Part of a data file

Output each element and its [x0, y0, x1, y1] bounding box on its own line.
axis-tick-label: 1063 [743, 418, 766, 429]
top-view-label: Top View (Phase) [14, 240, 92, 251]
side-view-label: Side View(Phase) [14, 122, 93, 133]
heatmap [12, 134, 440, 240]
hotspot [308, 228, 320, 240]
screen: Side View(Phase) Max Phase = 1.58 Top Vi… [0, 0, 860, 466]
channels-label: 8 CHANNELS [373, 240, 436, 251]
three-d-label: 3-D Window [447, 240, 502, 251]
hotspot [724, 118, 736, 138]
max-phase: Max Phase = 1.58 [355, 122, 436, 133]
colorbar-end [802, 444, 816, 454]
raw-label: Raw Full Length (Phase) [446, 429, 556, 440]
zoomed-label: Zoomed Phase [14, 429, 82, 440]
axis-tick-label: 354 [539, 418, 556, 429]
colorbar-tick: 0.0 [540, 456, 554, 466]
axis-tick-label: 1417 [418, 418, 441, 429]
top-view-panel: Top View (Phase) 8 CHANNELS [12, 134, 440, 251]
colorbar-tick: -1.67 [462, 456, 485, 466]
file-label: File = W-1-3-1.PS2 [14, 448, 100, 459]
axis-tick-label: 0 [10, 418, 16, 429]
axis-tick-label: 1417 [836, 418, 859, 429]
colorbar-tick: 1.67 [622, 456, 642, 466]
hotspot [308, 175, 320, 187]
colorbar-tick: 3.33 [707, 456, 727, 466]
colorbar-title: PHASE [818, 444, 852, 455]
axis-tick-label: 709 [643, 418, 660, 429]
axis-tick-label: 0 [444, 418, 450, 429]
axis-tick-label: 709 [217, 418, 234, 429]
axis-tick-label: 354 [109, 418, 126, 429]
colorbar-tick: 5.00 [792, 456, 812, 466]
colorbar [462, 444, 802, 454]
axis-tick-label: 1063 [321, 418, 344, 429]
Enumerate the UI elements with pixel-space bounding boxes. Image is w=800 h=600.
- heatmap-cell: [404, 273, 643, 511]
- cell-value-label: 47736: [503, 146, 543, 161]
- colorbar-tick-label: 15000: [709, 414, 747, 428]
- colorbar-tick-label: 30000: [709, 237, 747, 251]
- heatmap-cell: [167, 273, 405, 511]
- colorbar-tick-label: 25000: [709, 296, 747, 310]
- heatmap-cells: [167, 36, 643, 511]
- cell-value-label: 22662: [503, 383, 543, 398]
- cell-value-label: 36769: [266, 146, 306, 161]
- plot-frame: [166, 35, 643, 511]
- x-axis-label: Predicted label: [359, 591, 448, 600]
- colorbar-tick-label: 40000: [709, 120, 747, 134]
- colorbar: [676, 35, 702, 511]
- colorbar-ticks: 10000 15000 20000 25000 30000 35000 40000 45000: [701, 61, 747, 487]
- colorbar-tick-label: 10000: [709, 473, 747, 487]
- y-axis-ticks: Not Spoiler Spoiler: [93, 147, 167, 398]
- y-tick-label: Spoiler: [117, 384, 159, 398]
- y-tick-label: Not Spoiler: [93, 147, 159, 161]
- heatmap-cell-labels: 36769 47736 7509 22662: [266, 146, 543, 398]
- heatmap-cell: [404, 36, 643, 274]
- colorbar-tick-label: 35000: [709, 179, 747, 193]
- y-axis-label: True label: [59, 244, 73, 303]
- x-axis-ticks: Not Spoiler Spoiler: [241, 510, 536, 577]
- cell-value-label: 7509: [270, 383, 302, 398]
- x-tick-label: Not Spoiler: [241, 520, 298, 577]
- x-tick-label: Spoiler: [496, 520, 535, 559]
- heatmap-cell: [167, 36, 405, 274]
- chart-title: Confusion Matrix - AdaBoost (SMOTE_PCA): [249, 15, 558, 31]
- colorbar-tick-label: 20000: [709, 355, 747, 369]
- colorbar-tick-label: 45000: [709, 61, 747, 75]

• _REQUIRED WORK_:
Copy the listing word for word from its very first line down to the line that holds "axis-tick-label: 354 [539, 418, 556, 429]", with both of those lines included.

• _RESPONSE TO THE TASK_:
Output each element and its [x0, y0, x1, y1] bounding box on its own line.
axis-tick-label: 1063 [743, 418, 766, 429]
top-view-label: Top View (Phase) [14, 240, 92, 251]
side-view-label: Side View(Phase) [14, 122, 93, 133]
heatmap [12, 134, 440, 240]
hotspot [308, 228, 320, 240]
screen: Side View(Phase) Max Phase = 1.58 Top Vi… [0, 0, 860, 466]
channels-label: 8 CHANNELS [373, 240, 436, 251]
three-d-label: 3-D Window [447, 240, 502, 251]
hotspot [724, 118, 736, 138]
max-phase: Max Phase = 1.58 [355, 122, 436, 133]
colorbar-end [802, 444, 816, 454]
raw-label: Raw Full Length (Phase) [446, 429, 556, 440]
zoomed-label: Zoomed Phase [14, 429, 82, 440]
axis-tick-label: 354 [539, 418, 556, 429]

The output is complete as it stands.